■ **STATED GOAL**
Can you repeat the entries below word for word, starting with their first line and going on through the line with "244, 233, 264]", then stop?

_____

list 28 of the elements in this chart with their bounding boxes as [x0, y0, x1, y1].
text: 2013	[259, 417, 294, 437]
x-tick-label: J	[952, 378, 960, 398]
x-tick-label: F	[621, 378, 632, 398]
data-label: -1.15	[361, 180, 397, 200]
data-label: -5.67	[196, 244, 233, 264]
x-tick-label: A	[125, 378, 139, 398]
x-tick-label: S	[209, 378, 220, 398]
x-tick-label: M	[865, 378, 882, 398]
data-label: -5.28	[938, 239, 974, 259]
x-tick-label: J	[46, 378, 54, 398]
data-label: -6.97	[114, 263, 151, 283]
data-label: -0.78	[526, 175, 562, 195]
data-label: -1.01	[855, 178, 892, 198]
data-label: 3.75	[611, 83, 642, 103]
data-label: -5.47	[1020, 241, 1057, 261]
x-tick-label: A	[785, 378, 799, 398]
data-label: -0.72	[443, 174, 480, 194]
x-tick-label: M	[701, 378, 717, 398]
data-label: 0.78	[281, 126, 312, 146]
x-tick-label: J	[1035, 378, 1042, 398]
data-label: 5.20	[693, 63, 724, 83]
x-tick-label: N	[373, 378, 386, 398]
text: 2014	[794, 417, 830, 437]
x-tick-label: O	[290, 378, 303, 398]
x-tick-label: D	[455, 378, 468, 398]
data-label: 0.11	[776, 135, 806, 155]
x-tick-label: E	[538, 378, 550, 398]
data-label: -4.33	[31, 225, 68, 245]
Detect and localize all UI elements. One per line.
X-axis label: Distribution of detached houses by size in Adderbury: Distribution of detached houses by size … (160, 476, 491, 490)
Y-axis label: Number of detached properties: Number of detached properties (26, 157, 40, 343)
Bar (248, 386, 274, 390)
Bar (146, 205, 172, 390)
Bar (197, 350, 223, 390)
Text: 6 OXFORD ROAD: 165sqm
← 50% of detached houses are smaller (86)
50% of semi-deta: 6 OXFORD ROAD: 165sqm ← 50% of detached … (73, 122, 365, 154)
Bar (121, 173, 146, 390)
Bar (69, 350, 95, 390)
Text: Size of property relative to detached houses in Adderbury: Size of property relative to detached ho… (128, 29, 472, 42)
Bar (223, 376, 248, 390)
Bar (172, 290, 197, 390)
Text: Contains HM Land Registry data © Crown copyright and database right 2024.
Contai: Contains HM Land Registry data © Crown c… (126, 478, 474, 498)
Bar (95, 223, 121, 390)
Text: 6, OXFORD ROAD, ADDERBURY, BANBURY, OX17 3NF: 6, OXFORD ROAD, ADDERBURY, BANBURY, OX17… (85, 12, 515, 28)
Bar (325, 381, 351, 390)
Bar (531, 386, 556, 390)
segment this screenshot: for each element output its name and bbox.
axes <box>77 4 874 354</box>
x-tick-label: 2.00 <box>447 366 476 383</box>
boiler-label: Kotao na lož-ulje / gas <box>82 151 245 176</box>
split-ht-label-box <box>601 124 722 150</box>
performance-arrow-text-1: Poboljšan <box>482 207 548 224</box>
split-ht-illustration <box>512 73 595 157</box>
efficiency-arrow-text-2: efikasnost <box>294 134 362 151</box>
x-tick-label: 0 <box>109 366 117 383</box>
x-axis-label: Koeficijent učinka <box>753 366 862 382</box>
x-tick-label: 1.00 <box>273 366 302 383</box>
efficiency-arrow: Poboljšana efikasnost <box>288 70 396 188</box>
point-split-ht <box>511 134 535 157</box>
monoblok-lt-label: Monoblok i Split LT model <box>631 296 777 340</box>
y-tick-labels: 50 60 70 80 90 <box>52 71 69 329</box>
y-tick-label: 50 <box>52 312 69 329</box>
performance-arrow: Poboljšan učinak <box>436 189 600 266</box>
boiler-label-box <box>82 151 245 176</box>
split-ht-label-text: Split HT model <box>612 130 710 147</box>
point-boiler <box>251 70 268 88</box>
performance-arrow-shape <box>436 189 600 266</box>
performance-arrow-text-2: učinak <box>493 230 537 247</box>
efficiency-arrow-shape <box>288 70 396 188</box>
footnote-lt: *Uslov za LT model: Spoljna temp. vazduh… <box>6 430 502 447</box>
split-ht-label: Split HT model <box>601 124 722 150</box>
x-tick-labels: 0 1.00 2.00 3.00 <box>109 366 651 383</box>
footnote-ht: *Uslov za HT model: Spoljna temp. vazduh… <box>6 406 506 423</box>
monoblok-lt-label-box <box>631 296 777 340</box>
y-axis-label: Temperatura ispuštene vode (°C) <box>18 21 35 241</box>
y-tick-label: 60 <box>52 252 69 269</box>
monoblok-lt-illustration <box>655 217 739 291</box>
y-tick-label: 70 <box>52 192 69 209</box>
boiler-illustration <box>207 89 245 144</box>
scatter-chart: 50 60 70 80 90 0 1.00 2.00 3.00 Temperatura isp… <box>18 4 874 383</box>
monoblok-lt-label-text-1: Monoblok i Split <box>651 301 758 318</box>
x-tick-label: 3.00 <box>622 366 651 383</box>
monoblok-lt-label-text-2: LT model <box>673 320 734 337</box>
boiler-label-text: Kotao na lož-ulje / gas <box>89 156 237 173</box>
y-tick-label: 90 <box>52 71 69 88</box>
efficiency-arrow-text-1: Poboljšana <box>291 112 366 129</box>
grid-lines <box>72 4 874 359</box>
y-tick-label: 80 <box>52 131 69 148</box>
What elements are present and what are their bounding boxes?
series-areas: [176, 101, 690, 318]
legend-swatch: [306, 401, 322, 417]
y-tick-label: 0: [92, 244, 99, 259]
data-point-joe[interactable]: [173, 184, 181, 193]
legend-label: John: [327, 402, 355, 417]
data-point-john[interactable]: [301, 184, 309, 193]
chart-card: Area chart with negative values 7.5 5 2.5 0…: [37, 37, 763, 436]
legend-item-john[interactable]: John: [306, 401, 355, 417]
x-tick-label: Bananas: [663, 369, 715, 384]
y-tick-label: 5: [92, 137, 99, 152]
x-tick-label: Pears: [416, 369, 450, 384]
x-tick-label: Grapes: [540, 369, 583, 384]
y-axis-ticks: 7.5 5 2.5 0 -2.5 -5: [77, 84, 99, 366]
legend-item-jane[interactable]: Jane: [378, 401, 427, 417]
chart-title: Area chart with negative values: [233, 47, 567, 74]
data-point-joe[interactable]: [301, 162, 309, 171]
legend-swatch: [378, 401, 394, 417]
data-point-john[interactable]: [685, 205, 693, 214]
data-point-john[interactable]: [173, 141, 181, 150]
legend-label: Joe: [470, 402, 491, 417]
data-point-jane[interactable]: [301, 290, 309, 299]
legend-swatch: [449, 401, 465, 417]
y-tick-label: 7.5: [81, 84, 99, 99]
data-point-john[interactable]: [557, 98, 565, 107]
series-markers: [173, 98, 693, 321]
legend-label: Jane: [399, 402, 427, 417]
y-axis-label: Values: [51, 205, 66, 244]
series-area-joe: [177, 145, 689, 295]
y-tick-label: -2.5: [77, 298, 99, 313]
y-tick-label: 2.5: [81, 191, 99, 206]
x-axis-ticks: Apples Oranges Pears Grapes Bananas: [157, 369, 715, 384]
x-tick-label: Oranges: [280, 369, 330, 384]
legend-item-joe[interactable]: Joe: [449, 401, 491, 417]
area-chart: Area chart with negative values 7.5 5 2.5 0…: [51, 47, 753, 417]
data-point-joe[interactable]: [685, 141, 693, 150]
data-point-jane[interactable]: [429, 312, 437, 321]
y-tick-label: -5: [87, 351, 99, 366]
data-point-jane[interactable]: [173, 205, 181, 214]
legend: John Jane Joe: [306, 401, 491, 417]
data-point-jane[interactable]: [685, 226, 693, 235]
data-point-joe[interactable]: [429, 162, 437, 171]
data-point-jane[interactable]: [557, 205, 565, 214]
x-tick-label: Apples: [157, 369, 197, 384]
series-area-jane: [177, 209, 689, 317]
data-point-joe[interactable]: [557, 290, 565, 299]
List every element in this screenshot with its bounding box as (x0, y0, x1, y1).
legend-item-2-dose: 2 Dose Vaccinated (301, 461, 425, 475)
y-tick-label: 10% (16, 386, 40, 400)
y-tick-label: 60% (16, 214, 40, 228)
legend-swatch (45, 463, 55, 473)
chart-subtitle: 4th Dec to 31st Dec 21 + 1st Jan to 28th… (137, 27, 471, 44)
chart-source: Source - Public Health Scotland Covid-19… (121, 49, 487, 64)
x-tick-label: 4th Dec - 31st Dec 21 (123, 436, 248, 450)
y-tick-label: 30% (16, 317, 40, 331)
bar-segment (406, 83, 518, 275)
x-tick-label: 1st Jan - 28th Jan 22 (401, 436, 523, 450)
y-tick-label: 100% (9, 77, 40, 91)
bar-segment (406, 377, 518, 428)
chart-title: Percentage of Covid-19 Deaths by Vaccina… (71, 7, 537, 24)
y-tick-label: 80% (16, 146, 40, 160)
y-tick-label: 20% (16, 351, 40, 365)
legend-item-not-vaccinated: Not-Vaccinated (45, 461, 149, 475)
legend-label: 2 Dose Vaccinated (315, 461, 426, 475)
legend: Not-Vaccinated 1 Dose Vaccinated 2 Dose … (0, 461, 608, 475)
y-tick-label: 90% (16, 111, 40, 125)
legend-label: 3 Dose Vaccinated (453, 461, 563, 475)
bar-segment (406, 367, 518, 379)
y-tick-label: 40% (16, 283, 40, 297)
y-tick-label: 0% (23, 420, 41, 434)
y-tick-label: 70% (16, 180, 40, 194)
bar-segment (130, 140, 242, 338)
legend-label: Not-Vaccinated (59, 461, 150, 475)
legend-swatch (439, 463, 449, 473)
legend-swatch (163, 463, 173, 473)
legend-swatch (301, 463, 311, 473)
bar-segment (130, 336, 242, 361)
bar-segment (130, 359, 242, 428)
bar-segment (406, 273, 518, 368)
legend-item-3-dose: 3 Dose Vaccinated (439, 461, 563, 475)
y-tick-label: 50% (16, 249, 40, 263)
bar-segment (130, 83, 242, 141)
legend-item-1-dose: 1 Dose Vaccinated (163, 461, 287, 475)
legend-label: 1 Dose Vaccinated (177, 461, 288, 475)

_____

■ **OUTPUT OF THE TASK**
list 28 of the elements in this chart with their bounding boxes as [x0, y0, x1, y1].
text: 2013	[259, 417, 294, 437]
x-tick-label: J	[952, 378, 960, 398]
x-tick-label: F	[621, 378, 632, 398]
data-label: -1.15	[361, 180, 397, 200]
data-label: -5.67	[196, 244, 233, 264]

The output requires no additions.